» Work to complete
Scan the entries below and extract each line with the word "Target" in it.

++++++++++++++++++++

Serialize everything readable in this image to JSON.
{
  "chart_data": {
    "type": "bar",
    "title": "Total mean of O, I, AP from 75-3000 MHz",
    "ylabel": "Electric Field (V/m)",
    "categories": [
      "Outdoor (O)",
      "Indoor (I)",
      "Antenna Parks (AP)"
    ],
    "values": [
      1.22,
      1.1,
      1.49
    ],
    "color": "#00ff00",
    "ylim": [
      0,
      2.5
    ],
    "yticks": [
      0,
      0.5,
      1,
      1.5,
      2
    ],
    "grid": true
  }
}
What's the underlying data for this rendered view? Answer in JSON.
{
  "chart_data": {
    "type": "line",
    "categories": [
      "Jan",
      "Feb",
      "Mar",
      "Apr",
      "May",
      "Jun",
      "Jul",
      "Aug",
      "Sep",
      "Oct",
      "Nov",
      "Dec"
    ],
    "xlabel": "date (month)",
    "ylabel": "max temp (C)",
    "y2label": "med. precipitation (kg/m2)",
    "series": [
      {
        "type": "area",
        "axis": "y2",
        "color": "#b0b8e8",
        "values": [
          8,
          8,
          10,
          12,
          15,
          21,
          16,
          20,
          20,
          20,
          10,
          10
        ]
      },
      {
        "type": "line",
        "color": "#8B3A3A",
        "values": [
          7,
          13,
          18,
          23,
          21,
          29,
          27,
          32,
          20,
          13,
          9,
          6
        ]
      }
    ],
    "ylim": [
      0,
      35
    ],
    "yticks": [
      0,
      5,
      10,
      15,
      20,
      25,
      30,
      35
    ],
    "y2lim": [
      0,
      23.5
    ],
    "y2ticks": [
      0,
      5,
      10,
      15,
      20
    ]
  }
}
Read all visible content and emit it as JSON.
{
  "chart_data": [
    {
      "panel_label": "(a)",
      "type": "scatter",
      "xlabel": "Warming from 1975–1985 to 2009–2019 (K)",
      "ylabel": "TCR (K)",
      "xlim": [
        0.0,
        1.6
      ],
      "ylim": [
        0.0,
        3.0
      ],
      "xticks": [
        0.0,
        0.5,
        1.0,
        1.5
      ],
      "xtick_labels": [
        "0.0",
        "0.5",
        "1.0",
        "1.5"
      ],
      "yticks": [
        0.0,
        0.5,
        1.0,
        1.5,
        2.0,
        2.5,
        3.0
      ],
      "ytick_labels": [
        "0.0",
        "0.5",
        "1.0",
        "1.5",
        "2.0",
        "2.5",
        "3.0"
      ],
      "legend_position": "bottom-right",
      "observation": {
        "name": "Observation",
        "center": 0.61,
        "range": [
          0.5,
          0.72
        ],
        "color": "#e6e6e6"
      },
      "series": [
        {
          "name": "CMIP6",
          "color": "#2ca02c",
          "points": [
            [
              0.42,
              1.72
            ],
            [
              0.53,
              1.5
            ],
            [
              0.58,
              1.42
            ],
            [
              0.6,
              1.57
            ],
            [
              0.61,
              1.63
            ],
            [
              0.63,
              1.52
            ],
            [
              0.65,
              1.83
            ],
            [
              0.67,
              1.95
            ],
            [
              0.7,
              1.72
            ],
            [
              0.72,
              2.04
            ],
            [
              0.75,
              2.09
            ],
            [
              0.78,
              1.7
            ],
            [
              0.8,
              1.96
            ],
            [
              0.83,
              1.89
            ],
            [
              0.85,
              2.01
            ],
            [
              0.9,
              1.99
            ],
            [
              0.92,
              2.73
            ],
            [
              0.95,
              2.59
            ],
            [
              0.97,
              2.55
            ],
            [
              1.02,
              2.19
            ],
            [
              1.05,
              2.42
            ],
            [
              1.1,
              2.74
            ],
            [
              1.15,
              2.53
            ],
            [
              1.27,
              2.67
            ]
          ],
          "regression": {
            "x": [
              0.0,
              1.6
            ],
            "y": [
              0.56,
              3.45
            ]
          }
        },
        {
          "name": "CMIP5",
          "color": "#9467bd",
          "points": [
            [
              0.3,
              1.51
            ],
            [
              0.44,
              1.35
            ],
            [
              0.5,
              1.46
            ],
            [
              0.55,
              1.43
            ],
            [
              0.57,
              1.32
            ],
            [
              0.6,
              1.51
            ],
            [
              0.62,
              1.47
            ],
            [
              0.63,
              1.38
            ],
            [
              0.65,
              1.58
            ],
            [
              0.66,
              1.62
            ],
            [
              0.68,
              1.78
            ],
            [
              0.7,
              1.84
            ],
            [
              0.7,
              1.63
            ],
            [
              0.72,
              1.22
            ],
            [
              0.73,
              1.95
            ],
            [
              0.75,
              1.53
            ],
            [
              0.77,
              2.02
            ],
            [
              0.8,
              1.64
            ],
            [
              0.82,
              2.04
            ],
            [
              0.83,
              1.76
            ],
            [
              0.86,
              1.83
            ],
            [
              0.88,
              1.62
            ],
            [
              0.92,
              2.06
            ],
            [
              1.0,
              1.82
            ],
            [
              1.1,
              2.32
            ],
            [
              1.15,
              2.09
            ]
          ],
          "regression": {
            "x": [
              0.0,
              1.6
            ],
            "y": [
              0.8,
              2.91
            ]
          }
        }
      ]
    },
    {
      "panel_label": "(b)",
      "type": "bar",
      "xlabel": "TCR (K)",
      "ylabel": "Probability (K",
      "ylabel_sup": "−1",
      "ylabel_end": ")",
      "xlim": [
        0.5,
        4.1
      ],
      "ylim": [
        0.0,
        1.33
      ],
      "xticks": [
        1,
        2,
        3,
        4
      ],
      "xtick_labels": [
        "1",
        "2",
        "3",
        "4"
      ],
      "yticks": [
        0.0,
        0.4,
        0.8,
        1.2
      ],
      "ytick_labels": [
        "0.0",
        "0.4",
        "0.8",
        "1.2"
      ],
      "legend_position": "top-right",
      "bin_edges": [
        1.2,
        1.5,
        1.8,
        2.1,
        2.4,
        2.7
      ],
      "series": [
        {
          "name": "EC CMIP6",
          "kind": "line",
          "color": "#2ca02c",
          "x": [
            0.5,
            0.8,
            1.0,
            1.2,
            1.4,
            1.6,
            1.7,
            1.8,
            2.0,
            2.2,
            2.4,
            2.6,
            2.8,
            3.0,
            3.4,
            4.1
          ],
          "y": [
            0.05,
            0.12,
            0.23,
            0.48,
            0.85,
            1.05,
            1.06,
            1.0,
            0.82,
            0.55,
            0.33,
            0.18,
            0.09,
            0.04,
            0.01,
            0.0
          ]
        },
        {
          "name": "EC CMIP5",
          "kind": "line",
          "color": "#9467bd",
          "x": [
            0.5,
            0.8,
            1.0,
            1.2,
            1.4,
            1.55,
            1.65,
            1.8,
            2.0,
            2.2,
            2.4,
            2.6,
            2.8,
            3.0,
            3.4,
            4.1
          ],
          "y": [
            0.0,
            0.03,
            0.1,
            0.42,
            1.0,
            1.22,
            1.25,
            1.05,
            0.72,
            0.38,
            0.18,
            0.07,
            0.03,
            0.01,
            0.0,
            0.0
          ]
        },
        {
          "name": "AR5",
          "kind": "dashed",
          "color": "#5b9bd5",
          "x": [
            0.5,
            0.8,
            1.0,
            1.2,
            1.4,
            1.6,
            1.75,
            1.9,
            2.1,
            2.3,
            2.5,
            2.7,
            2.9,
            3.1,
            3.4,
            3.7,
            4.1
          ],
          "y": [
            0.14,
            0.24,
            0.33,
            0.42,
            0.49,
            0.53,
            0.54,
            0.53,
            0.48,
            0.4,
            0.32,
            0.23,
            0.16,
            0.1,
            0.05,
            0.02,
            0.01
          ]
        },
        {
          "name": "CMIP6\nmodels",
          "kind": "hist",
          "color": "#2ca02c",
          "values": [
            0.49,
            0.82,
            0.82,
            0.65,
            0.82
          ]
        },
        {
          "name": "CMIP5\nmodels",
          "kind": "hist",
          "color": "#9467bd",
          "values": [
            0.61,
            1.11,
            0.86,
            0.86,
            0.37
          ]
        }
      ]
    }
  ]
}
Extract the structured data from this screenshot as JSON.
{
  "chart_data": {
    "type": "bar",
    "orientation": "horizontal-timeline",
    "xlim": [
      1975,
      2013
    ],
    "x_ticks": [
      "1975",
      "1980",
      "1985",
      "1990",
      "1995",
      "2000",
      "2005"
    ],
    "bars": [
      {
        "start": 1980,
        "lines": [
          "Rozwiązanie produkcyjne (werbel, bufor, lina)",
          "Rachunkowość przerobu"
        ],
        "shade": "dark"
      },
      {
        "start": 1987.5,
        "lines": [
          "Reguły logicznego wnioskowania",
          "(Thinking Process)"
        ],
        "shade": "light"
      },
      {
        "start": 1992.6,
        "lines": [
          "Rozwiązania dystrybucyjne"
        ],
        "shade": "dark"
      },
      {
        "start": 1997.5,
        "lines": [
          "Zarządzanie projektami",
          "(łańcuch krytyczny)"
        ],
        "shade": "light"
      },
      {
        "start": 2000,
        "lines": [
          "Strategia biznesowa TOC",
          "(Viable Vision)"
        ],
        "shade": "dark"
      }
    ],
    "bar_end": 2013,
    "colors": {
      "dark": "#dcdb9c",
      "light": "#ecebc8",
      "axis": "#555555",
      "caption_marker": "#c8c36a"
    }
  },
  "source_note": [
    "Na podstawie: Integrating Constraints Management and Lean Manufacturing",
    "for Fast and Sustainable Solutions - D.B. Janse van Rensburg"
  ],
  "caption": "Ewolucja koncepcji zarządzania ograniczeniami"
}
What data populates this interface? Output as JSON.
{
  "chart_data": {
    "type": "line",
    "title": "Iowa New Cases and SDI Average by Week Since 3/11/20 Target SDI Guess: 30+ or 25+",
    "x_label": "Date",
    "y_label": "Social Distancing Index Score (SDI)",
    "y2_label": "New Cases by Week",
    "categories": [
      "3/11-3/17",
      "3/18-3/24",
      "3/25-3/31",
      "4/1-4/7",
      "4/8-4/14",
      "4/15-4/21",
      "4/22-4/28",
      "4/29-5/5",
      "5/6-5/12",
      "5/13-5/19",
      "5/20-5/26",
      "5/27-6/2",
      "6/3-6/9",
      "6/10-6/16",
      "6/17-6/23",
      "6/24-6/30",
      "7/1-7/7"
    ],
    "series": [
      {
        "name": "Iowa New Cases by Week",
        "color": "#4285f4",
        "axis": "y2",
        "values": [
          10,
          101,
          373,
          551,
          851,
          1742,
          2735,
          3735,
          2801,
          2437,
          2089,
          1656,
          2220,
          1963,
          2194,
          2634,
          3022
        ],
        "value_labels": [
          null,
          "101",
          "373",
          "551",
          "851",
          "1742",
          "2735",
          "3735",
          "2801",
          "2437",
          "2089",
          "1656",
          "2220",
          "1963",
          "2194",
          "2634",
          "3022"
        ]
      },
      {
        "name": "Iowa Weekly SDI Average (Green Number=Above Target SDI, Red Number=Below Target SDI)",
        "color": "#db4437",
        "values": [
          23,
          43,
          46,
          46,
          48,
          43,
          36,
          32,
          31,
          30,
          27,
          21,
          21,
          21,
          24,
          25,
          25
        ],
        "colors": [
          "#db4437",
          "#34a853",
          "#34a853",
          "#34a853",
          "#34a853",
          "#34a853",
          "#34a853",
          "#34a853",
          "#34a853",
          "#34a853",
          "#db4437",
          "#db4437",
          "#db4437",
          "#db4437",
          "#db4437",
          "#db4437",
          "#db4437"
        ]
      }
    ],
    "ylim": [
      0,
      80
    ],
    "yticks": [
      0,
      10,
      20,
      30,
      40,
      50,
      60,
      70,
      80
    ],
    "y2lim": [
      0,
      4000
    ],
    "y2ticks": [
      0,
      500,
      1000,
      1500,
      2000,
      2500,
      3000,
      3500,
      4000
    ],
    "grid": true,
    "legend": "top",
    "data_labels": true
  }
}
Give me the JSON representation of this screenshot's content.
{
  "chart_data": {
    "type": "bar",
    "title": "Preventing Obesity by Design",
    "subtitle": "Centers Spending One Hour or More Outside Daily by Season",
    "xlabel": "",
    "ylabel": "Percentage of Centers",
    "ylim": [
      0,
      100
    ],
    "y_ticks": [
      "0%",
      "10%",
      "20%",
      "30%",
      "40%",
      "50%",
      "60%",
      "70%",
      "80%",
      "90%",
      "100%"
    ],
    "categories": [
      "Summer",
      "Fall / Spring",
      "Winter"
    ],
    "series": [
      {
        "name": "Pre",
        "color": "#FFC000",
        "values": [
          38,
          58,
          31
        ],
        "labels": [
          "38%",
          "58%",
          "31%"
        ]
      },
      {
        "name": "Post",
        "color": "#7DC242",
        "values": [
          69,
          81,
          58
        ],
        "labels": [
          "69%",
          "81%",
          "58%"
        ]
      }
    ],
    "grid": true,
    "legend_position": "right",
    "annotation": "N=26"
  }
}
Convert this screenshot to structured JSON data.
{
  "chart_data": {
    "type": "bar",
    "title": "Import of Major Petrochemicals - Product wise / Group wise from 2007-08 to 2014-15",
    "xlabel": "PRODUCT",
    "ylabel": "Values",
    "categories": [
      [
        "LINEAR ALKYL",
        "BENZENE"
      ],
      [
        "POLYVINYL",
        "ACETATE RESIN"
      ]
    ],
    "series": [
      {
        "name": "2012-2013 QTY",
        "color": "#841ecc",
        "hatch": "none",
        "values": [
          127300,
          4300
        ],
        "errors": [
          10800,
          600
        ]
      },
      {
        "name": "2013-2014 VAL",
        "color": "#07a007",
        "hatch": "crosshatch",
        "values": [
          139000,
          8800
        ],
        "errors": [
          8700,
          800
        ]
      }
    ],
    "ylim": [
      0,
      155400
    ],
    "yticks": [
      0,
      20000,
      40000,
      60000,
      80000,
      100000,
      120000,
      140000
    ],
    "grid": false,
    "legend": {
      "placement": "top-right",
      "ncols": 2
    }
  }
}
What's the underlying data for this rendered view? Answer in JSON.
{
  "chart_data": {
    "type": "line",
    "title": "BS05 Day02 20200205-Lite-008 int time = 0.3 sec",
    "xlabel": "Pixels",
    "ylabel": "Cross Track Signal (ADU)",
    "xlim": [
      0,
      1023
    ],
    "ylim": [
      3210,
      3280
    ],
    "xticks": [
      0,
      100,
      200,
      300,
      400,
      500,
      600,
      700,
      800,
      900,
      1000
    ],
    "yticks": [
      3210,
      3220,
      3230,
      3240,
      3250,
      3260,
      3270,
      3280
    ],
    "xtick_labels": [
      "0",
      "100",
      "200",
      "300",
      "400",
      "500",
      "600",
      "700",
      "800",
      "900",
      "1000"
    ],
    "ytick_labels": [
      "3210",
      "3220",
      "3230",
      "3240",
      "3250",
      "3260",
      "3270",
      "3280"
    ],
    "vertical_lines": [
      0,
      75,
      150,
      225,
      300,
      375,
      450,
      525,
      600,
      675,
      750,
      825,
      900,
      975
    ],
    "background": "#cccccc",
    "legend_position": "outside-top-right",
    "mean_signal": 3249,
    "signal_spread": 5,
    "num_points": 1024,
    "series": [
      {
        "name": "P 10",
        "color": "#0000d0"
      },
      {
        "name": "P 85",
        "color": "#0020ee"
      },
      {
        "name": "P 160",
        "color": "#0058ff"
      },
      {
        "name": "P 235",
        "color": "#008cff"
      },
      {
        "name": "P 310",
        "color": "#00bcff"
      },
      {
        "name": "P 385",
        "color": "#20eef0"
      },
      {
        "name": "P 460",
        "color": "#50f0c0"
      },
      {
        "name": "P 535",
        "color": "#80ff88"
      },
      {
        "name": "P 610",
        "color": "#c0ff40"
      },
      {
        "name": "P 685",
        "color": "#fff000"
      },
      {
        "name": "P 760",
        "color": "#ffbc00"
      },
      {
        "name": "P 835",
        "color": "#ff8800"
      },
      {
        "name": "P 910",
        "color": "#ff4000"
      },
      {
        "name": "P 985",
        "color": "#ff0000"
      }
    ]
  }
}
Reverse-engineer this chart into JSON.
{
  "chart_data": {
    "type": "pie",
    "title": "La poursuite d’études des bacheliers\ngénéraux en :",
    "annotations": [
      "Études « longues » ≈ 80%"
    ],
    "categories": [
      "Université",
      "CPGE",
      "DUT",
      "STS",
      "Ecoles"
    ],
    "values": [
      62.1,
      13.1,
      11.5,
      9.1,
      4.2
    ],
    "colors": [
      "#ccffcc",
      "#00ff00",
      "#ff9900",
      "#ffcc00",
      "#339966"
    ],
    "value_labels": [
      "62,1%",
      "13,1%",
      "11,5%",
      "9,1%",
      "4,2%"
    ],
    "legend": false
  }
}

++++++++++++++++++++

» Result for this task
    "title": "Iowa New Cases and SDI Average by Week Since 3/11/20 Target SDI Guess: 30+ or 25+",
        "name": "Iowa Weekly SDI Average (Green Number=Above Target SDI, Red Number=Below Target SDI)",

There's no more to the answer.